**EXERCISE OBJECTIVE**
Copy every line, leaving nothing out and adding nothing.

**PROVIDED INFORMATION**
━━━━━━━━━━━━━━━━━━━━

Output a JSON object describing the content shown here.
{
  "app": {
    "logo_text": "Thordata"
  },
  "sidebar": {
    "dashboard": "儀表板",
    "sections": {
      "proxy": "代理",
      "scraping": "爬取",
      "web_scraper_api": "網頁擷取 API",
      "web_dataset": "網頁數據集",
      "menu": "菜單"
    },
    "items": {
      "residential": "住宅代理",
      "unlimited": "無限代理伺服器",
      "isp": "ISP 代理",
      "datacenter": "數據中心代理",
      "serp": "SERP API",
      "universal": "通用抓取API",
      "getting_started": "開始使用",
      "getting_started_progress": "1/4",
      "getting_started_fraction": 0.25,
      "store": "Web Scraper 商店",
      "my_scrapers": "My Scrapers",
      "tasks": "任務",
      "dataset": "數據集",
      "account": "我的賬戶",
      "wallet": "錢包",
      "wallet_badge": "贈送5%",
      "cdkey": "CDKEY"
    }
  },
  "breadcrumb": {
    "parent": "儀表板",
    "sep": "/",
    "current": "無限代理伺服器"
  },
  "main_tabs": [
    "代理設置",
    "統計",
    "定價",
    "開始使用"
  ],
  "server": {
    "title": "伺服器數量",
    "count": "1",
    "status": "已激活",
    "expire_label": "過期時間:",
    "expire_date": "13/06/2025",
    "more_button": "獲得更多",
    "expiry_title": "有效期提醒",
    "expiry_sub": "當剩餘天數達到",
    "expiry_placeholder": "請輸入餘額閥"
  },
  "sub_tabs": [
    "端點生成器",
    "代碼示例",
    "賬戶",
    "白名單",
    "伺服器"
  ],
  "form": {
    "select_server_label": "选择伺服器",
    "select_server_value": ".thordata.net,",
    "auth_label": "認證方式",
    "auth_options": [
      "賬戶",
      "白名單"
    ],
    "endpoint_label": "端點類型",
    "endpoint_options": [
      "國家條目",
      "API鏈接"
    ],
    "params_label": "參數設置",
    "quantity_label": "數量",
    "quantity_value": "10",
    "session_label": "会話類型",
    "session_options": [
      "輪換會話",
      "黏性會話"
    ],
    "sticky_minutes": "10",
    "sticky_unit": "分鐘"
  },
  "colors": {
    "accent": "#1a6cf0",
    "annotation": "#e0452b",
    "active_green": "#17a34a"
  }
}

━━━━━━━━━━━━━━━━━━━━

**FINISHED TASK**
Output a JSON object describing the content shown here.
{
  "app": {
    "logo_text": "Thordata"
  },
  "sidebar": {
    "dashboard": "儀表板",
    "sections": {
      "proxy": "代理",
      "scraping": "爬取",
      "web_scraper_api": "網頁擷取 API",
      "web_dataset": "網頁數據集",
      "menu": "菜單"
    },
    "items": {
      "residential": "住宅代理",
      "unlimited": "無限代理伺服器",
      "isp": "ISP 代理",
      "datacenter": "數據中心代理",
      "serp": "SERP API",
      "universal": "通用抓取API",
      "getting_started": "開始使用",
      "getting_started_progress": "1/4",
      "getting_started_fraction": 0.25,
      "store": "Web Scraper 商店",
      "my_scrapers": "My Scrapers",
      "tasks": "任務",
      "dataset": "數據集",
      "account": "我的賬戶",
      "wallet": "錢包",
      "wallet_badge": "贈送5%",
      "cdkey": "CDKEY"
    }
  },
  "breadcrumb": {
    "parent": "儀表板",
    "sep": "/",
    "current": "無限代理伺服器"
  },
  "main_tabs": [
    "代理設置",
    "統計",
    "定價",
    "開始使用"
  ],
  "server": {
    "title": "伺服器數量",
    "count": "1",
    "status": "已激活",
    "expire_label": "過期時間:",
    "expire_date": "13/06/2025",
    "more_button": "獲得更多",
    "expiry_title": "有效期提醒",
    "expiry_sub": "當剩餘天數達到",
    "expiry_placeholder": "請輸入餘額閥"
  },
  "sub_tabs": [
    "端點生成器",
    "代碼示例",
    "賬戶",
    "白名單",
    "伺服器"
  ],
  "form": {
    "select_server_label": "选择伺服器",
    "select_server_value": ".thordata.net,",
    "auth_label": "認證方式",
    "auth_options": [
      "賬戶",
      "白名單"
    ],
    "endpoint_label": "端點類型",
    "endpoint_options": [
      "國家條目",
      "API鏈接"
    ],
    "params_label": "參數設置",
    "quantity_label": "數量",
    "quantity_value": "10",
    "session_label": "会話類型",
    "session_options": [
      "輪換會話",
      "黏性會話"
    ],
    "sticky_minutes": "10",
    "sticky_unit": "分鐘"
  },
  "colors": {
    "accent": "#1a6cf0",
    "annotation": "#e0452b",
    "active_green": "#17a34a"
  }
}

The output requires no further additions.